** Job **
Read the records below. Copy each line where the string "starosta" occurs.

** Records provided **
• • •

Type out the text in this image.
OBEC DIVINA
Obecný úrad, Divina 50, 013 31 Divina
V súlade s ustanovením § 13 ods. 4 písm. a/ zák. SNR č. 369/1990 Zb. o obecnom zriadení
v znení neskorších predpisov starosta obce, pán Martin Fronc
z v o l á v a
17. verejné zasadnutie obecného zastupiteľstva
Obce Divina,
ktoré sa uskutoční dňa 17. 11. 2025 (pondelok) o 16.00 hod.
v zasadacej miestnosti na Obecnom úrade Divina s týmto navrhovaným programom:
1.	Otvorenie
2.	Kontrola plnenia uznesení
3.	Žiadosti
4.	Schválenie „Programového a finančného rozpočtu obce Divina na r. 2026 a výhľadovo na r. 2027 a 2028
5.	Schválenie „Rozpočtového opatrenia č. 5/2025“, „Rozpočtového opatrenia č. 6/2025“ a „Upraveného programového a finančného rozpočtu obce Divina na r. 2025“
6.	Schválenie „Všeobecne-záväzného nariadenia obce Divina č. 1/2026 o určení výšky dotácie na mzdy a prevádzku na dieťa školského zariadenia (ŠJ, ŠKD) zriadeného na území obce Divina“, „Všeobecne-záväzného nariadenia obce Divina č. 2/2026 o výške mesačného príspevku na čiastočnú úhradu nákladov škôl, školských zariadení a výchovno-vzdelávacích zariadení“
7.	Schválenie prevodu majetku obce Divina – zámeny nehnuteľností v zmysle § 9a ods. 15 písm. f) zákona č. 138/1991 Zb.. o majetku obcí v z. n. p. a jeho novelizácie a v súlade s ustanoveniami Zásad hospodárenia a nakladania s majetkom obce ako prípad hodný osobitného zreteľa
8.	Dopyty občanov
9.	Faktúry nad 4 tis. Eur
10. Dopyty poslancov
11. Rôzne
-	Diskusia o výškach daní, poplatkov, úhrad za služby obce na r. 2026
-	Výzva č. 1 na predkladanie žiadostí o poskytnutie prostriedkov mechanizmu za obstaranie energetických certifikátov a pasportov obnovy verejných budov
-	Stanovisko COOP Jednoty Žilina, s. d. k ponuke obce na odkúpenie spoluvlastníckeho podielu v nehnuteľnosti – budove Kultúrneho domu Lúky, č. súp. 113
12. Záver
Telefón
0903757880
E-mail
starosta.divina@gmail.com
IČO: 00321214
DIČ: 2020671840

• • •

** Written solution **
v znení neskorších predpisov starosta obce, pán Martin Fronc
starosta.divina@gmail.com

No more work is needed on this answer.